● WHAT IS REQUIRED:
The job is to find each line of the records below that includes the word "policies" and copy it.

------------------------------

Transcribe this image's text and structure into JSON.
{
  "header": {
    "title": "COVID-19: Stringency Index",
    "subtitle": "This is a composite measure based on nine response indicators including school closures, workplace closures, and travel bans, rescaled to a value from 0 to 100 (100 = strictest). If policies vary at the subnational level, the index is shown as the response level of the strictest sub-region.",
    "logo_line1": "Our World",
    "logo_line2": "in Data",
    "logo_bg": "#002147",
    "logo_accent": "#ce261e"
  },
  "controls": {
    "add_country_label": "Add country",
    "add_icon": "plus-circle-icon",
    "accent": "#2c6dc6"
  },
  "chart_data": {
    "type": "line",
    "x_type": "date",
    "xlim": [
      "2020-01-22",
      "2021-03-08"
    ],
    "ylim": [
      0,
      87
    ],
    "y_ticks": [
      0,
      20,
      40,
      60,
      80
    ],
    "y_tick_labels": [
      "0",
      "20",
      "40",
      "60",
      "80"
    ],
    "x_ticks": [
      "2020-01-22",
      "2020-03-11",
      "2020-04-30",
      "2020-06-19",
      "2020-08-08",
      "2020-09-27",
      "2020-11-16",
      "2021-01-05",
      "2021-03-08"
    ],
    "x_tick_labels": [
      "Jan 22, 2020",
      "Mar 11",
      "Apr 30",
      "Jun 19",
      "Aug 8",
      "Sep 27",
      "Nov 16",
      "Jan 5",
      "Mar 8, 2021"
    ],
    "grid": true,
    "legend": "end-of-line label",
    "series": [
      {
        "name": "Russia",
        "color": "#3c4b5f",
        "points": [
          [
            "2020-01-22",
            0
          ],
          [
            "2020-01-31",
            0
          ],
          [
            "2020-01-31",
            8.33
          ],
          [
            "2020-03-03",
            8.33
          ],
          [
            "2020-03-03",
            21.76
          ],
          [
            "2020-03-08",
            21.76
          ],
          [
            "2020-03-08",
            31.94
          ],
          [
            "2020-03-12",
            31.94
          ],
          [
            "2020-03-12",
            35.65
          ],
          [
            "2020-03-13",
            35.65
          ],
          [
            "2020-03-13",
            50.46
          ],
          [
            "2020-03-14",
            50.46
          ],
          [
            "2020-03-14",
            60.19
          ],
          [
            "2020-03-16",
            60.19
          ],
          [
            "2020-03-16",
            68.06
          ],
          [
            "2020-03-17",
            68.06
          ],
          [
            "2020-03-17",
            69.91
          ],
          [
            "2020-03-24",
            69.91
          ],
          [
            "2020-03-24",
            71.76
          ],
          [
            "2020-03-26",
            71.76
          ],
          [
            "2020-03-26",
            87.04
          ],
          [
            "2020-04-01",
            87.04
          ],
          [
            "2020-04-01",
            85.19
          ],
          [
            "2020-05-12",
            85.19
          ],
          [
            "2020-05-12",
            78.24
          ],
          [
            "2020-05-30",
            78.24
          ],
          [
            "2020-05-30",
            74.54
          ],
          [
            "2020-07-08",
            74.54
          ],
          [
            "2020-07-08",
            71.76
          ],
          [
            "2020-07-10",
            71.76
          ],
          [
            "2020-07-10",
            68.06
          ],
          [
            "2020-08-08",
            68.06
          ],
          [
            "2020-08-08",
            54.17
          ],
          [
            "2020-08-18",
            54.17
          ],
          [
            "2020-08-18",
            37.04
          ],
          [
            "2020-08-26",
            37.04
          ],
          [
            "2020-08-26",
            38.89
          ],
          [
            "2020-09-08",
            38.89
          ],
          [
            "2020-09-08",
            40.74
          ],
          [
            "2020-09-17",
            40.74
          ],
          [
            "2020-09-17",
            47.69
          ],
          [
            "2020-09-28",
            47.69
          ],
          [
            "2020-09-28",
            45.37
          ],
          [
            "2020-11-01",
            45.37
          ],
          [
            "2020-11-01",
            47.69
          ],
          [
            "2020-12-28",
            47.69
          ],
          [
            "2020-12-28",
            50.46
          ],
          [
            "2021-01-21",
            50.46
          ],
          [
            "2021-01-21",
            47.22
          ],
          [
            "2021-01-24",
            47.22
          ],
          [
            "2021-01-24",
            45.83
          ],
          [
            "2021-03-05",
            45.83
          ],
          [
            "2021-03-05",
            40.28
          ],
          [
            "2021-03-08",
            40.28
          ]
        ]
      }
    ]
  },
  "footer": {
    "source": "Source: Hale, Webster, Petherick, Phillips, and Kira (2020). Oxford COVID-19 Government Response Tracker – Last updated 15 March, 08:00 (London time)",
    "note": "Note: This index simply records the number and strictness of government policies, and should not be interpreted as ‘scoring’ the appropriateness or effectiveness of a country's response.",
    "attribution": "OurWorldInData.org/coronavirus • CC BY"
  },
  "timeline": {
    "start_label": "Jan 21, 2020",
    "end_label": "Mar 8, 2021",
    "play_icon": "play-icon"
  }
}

------------------------------

● WRITTEN RESPONSE:
    "subtitle": "This is a composite measure based on nine response indicators including school closures, workplace closures, and travel bans, rescaled to a value from 0 to 100 (100 = strictest). If policies vary at the subnational level, the index is shown as the response level of the strictest sub-region.",
    "note": "Note: This index simply records the number and strictness of government policies, and should not be interpreted as ‘scoring’ the appropriateness or effectiveness of a country's response.",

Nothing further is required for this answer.